## Begin Material for this task
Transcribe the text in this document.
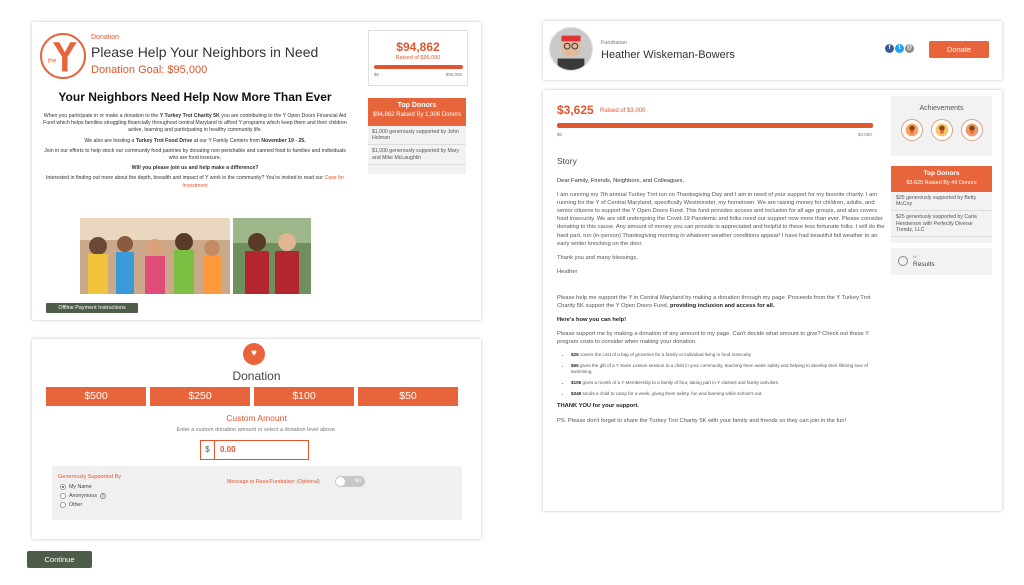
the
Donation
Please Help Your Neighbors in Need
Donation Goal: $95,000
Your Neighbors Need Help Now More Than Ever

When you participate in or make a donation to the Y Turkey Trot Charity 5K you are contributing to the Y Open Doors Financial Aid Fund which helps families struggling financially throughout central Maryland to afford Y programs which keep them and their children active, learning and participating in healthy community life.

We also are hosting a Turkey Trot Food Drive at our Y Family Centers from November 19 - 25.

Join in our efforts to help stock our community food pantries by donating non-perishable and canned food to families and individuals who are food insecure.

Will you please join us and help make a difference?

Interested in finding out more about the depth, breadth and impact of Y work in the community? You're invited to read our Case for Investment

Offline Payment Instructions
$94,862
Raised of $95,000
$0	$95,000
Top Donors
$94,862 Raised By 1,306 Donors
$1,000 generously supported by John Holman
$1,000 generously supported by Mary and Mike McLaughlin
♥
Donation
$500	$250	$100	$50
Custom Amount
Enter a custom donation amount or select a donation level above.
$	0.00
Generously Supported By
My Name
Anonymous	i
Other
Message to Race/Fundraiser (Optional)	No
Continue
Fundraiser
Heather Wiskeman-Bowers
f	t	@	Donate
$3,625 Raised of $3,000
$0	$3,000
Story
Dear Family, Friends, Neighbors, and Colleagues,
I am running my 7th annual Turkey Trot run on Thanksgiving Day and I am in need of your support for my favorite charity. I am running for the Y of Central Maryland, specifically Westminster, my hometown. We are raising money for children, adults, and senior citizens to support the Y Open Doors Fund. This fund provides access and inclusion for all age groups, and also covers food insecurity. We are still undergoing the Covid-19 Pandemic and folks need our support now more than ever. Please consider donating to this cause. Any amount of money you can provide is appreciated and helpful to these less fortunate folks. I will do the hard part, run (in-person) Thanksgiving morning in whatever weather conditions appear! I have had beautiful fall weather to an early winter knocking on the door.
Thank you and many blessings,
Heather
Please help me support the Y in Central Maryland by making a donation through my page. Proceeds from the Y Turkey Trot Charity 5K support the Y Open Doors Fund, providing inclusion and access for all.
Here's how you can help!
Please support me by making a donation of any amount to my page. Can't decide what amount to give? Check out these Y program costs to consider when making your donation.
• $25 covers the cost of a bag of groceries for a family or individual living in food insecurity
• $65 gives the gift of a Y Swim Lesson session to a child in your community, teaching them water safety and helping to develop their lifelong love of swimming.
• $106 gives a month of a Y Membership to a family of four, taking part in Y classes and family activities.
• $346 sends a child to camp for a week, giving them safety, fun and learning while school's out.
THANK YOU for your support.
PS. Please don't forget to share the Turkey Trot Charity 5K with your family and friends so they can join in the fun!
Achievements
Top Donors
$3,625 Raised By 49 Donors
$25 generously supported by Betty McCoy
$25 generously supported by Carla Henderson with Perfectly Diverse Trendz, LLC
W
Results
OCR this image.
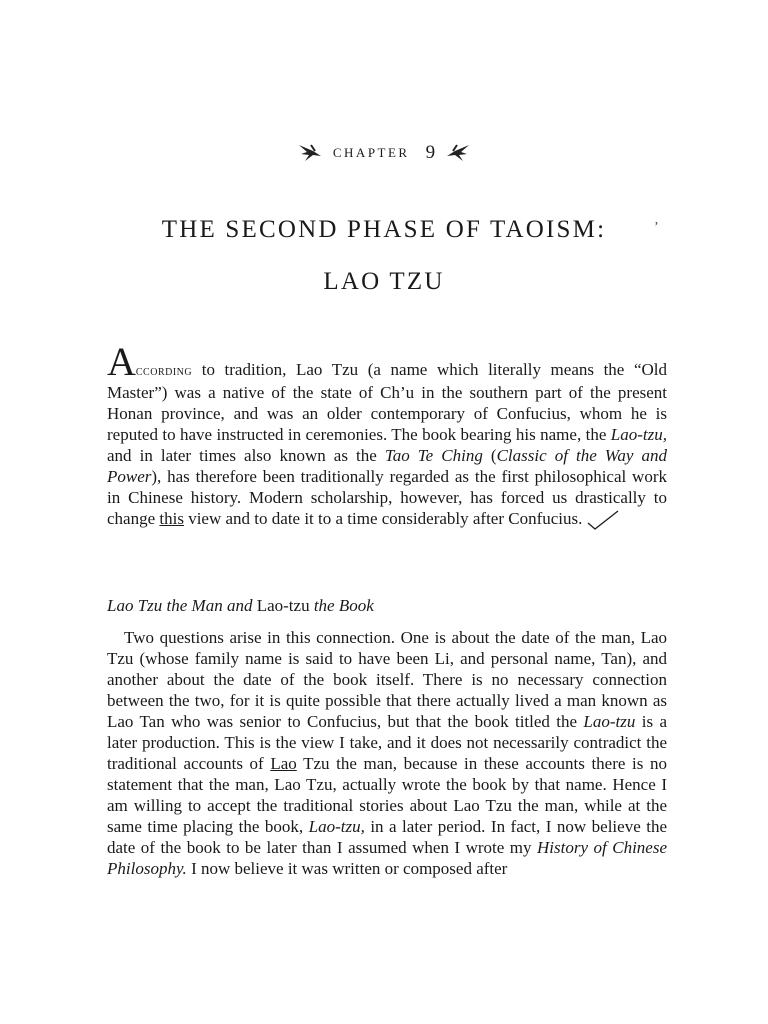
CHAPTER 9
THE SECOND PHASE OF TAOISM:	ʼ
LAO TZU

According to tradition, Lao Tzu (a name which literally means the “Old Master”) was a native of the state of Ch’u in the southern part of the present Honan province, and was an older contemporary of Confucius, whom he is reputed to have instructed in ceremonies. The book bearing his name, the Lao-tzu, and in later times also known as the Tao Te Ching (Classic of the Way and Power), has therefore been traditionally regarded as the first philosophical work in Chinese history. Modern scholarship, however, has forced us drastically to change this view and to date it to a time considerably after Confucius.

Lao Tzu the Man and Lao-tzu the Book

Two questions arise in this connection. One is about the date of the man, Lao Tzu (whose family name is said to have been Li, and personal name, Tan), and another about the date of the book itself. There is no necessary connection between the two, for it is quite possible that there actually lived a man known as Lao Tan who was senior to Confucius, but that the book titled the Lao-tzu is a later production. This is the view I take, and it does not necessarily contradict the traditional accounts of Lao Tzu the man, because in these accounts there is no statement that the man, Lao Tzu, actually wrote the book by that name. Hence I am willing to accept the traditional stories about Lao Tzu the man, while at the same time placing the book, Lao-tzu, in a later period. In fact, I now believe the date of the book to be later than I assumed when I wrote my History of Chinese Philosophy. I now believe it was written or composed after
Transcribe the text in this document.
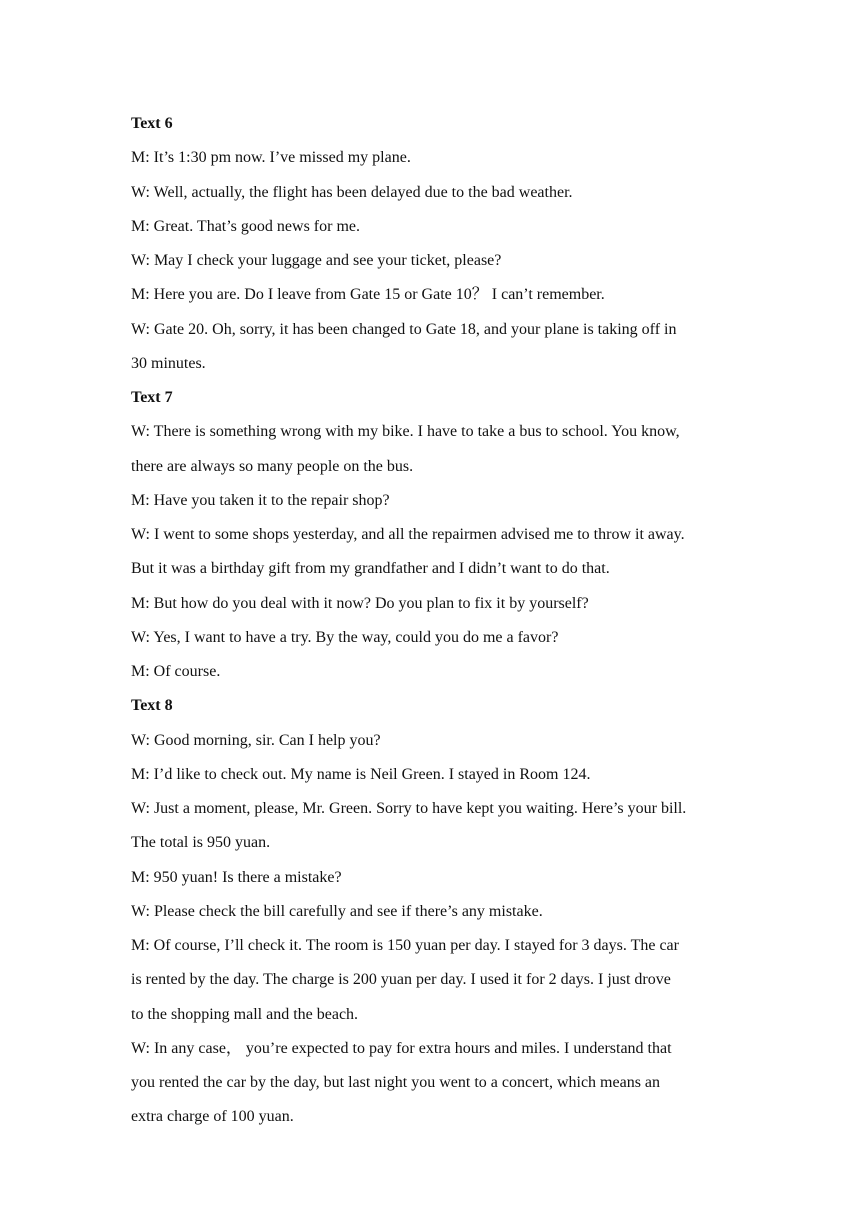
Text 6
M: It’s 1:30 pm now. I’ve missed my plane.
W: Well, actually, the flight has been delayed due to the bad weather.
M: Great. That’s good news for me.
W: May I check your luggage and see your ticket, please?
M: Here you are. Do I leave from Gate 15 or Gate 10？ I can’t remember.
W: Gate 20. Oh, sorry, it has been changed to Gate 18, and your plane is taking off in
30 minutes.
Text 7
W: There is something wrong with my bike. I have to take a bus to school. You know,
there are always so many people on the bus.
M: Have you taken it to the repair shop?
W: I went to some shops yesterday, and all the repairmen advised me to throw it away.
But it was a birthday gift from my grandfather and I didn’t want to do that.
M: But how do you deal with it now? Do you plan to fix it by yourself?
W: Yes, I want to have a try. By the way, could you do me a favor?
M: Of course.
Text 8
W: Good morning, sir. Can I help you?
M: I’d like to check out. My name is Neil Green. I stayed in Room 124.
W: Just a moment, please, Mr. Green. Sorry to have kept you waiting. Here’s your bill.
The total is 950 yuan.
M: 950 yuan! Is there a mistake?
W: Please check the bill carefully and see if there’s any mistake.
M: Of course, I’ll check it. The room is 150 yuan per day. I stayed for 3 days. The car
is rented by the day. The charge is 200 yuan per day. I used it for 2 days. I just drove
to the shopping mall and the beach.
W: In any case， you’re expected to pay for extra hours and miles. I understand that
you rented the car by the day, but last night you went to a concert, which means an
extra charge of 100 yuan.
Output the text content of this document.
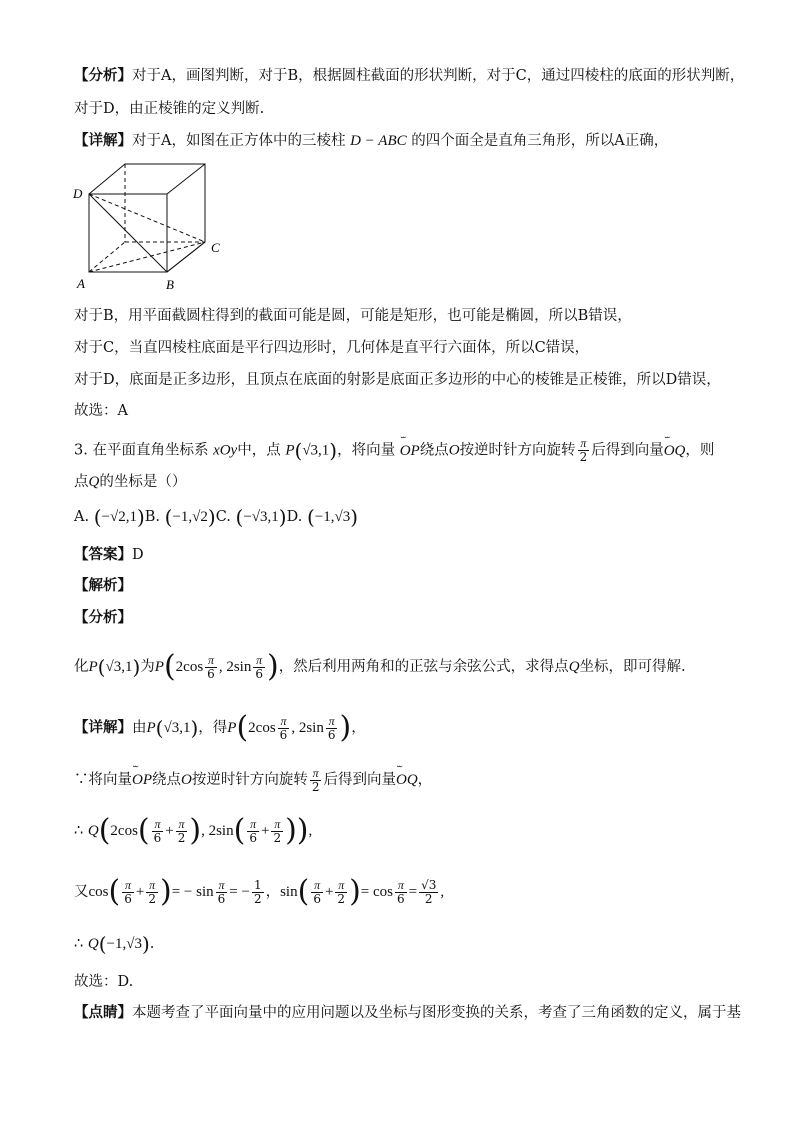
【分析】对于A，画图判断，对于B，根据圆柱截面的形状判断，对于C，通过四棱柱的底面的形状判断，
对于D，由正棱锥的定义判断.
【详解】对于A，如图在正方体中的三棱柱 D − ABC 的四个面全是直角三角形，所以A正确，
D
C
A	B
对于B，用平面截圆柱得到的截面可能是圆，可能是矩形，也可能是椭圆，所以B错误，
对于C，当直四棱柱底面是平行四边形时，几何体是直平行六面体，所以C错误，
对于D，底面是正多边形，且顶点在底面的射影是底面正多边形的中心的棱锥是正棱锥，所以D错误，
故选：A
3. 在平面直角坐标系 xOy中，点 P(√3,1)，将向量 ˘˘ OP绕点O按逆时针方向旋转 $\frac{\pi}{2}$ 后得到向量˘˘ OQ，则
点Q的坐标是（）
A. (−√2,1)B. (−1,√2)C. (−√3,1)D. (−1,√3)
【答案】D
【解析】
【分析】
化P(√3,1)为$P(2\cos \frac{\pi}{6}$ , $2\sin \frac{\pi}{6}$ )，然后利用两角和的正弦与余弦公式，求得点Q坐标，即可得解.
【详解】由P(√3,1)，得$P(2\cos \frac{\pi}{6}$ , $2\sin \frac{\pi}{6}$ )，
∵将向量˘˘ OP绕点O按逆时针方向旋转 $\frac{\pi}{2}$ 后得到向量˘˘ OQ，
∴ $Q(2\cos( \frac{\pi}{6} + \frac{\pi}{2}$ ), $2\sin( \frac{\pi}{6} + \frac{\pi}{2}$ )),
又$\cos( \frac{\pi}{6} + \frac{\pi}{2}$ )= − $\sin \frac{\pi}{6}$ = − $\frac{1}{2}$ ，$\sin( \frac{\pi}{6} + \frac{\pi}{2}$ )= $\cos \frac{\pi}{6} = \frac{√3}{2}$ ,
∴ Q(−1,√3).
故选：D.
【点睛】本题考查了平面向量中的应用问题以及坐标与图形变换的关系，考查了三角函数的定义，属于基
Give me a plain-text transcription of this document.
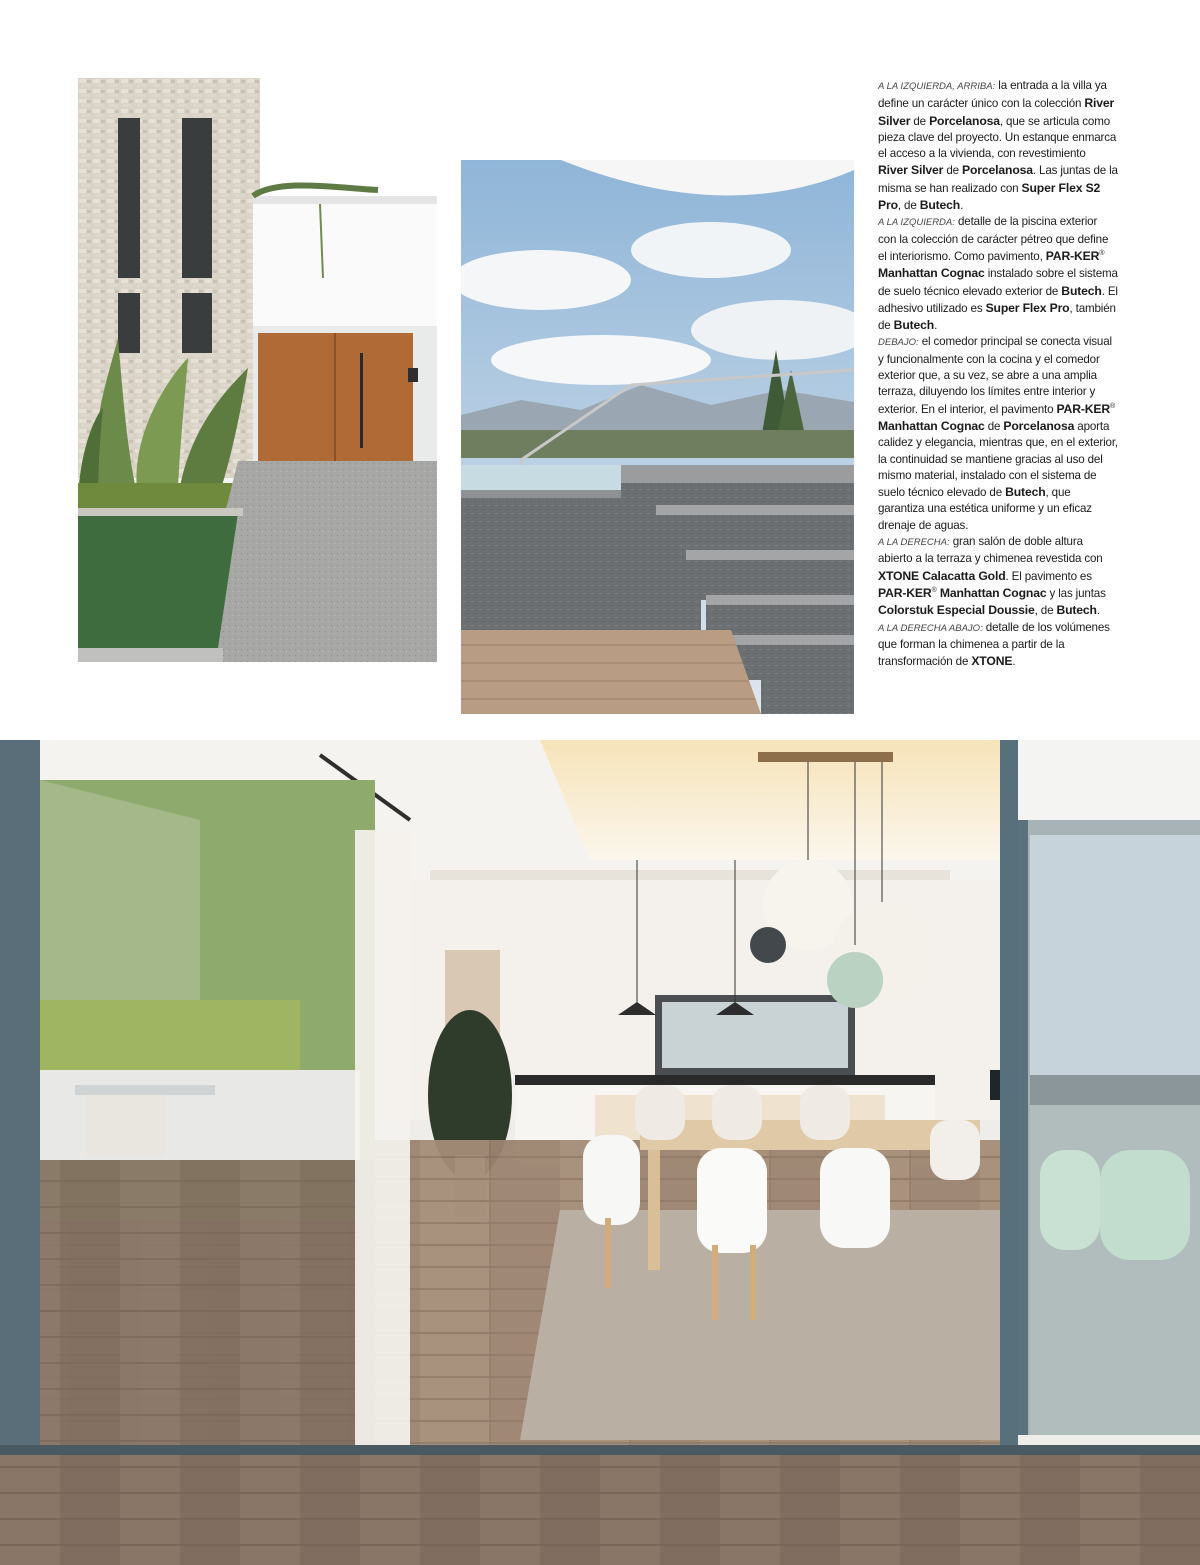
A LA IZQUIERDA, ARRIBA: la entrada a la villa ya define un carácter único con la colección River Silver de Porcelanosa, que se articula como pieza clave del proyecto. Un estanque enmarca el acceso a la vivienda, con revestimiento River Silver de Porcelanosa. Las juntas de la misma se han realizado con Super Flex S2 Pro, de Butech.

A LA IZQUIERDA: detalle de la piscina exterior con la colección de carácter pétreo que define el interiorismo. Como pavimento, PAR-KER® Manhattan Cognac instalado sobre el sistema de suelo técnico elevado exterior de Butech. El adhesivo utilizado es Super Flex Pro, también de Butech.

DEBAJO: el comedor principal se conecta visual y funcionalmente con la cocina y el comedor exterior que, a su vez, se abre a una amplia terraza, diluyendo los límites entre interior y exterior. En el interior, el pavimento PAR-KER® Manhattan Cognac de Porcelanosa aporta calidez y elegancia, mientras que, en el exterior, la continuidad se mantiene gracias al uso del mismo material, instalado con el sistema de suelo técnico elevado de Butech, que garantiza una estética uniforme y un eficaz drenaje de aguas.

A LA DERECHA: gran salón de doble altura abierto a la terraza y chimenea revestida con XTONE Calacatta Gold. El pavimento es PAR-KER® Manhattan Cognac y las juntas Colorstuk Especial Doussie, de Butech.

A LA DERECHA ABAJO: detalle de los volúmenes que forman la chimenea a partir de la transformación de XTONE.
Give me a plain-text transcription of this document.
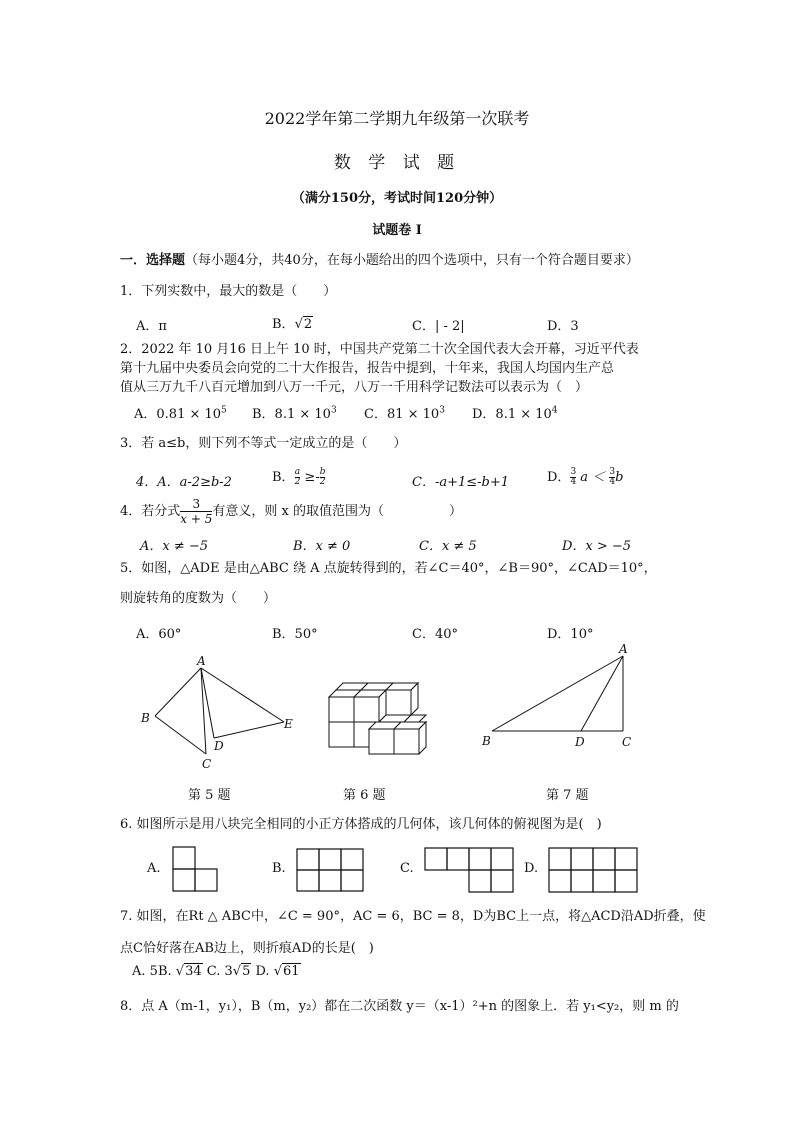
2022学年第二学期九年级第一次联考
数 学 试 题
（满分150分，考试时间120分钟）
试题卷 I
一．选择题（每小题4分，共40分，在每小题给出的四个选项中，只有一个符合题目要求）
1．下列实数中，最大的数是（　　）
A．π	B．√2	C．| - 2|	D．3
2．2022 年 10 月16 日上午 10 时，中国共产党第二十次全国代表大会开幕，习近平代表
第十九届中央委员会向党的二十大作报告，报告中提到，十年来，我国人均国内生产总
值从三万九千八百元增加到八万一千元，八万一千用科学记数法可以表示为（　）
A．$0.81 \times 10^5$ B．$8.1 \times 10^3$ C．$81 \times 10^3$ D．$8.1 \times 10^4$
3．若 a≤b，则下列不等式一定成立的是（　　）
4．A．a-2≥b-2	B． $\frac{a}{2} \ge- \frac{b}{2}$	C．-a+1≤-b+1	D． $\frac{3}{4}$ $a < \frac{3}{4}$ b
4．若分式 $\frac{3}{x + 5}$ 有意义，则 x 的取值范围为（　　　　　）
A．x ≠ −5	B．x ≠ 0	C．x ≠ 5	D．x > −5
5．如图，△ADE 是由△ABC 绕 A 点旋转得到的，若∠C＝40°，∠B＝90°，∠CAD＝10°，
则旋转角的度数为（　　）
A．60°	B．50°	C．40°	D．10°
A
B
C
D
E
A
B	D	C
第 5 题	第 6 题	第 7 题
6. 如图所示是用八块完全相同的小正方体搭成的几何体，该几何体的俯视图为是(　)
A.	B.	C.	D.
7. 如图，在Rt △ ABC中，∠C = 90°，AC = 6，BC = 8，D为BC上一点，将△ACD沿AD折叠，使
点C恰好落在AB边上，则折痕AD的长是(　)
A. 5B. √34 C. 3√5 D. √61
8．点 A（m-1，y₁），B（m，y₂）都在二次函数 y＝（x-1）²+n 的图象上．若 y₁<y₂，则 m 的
## End Material for this task
> [Given exercise]: Work out how many lines of the listing above include the word "chimenea". Reply with nothing but the count.

> [Response]: 2